* **AVAILABLE RECORDS**:
------------------------------------------------

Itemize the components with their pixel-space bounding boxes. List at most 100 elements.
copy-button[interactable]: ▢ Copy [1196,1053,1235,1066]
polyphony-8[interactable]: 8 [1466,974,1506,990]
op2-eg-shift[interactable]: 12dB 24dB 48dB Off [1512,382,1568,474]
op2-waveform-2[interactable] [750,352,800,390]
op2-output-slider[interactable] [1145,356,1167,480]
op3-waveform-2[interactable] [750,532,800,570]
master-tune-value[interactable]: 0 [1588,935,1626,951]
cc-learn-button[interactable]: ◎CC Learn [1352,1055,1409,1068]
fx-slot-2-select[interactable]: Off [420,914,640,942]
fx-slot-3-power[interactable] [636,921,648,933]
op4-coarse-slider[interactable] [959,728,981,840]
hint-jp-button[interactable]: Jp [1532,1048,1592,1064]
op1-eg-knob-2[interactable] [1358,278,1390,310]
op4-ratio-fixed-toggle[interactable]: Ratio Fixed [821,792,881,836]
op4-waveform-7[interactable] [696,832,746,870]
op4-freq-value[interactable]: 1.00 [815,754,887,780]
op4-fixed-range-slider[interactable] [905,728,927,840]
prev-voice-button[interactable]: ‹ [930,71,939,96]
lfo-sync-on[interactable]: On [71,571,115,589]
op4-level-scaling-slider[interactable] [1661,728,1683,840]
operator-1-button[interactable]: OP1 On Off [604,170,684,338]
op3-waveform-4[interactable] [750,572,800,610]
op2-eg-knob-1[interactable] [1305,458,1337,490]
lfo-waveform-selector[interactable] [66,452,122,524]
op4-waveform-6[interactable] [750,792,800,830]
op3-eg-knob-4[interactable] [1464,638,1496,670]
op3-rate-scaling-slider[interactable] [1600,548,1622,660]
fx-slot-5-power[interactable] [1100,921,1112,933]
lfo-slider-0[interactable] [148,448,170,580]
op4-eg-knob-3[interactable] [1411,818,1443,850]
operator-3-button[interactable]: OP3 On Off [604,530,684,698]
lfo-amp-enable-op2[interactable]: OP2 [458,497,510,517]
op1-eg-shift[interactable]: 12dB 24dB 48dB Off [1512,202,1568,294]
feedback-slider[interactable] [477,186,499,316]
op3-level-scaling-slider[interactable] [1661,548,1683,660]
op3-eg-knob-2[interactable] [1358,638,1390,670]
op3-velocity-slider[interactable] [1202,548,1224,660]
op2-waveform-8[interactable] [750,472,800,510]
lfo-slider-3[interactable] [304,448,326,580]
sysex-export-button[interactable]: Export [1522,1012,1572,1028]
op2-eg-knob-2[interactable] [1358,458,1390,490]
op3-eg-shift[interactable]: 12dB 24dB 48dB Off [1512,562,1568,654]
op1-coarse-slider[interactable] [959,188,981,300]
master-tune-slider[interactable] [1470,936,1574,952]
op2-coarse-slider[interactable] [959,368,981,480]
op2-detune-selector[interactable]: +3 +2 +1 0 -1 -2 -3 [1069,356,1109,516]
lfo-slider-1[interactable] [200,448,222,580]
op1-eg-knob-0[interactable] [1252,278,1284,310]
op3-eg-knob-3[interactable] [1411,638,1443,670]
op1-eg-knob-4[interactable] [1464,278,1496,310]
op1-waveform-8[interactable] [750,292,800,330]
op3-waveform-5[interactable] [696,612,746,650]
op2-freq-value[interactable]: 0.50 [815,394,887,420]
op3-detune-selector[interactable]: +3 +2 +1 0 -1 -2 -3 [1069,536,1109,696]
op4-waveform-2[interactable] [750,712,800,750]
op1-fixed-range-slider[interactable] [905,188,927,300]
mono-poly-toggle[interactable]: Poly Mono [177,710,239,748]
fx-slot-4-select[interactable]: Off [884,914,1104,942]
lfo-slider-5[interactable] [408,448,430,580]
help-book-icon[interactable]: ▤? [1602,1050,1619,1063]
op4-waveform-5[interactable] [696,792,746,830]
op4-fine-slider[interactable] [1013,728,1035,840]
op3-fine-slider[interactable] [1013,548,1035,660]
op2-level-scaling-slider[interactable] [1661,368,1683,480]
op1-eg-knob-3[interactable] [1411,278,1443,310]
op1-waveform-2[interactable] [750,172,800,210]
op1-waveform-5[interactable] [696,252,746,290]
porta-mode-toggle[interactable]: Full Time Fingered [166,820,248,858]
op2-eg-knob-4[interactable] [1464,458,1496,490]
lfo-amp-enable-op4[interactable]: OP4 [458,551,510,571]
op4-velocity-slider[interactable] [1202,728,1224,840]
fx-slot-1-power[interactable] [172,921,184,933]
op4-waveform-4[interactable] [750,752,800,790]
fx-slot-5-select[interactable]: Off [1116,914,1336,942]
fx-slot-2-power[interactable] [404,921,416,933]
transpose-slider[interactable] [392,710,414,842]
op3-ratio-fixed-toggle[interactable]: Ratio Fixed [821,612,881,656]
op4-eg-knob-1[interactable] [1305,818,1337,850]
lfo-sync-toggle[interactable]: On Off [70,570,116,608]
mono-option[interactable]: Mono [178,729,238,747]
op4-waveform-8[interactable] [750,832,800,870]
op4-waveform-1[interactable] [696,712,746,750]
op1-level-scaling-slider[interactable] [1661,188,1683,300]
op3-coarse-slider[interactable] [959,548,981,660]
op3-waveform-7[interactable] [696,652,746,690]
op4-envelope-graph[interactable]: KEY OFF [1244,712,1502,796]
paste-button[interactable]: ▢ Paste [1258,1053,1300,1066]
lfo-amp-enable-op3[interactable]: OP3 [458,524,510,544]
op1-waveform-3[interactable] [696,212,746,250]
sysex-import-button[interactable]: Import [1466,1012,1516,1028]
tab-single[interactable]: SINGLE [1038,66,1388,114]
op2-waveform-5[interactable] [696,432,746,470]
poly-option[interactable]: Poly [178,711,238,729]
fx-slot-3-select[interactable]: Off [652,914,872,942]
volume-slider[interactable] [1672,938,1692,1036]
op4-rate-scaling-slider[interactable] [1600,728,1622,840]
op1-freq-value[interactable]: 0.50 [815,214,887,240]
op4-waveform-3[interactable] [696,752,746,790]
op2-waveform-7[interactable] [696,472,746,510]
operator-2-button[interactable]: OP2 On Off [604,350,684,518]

------------------------------------------------

* **WHAT IS NEEDED**: Find every line in the data that contains the string "power", matching case exactly, and copy each of those lines in full.

* **FINISHED TASK**:
fx-slot-3-power[interactable] [636,921,648,933]
fx-slot-5-power[interactable] [1100,921,1112,933]
fx-slot-1-power[interactable] [172,921,184,933]
fx-slot-2-power[interactable] [404,921,416,933]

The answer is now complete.